_WHAT IS NEEDED_
Search the data for the string "page" and gather each line it is in.

_TASK INPUT_
::::::

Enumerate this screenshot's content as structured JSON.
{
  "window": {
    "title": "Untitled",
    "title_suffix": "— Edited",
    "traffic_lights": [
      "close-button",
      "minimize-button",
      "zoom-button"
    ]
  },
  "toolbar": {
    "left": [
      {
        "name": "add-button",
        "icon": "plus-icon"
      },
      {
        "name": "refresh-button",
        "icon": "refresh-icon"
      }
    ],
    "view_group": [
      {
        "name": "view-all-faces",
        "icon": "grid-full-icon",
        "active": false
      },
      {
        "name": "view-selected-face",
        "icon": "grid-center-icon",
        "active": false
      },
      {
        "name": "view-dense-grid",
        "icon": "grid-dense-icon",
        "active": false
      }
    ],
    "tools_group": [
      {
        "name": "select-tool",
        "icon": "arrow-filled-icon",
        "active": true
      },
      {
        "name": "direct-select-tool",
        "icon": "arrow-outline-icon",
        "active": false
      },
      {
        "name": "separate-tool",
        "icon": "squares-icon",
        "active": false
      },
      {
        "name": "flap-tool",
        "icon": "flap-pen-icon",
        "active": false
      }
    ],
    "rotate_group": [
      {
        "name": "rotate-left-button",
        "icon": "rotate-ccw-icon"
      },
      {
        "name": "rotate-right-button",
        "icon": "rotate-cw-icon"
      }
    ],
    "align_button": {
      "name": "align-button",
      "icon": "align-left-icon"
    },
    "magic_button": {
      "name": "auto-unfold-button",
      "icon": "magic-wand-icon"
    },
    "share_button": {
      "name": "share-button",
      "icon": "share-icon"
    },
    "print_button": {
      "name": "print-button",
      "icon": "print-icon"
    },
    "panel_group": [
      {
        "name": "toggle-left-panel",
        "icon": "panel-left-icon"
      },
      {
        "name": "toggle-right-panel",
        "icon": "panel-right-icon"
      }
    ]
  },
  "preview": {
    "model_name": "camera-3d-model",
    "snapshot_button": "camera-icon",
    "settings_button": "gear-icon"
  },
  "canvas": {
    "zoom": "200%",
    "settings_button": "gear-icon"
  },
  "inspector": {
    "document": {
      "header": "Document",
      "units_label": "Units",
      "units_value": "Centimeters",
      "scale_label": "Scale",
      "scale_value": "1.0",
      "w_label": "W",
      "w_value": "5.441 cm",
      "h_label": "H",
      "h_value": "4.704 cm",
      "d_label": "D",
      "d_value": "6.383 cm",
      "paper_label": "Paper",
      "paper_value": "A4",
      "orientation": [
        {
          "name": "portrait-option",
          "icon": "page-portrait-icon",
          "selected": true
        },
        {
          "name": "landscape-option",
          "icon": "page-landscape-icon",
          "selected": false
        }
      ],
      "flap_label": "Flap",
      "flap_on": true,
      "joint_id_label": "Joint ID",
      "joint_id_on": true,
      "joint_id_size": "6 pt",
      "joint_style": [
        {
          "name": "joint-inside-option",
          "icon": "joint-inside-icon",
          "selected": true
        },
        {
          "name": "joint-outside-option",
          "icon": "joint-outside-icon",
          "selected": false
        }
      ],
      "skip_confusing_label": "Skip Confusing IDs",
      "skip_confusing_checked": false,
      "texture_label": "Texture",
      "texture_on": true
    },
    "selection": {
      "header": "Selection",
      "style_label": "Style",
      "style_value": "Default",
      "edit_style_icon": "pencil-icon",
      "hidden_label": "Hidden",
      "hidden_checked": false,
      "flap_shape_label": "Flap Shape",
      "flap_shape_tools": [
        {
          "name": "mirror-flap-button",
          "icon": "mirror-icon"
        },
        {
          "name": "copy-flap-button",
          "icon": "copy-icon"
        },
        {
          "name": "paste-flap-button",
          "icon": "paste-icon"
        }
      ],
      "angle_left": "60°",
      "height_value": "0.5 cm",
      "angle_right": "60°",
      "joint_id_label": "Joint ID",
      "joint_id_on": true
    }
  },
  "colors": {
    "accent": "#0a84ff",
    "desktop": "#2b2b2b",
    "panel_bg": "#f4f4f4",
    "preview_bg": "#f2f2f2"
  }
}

::::::

_FULL RESPONSE_
          "icon": "page-portrait-icon",
          "icon": "page-landscape-icon",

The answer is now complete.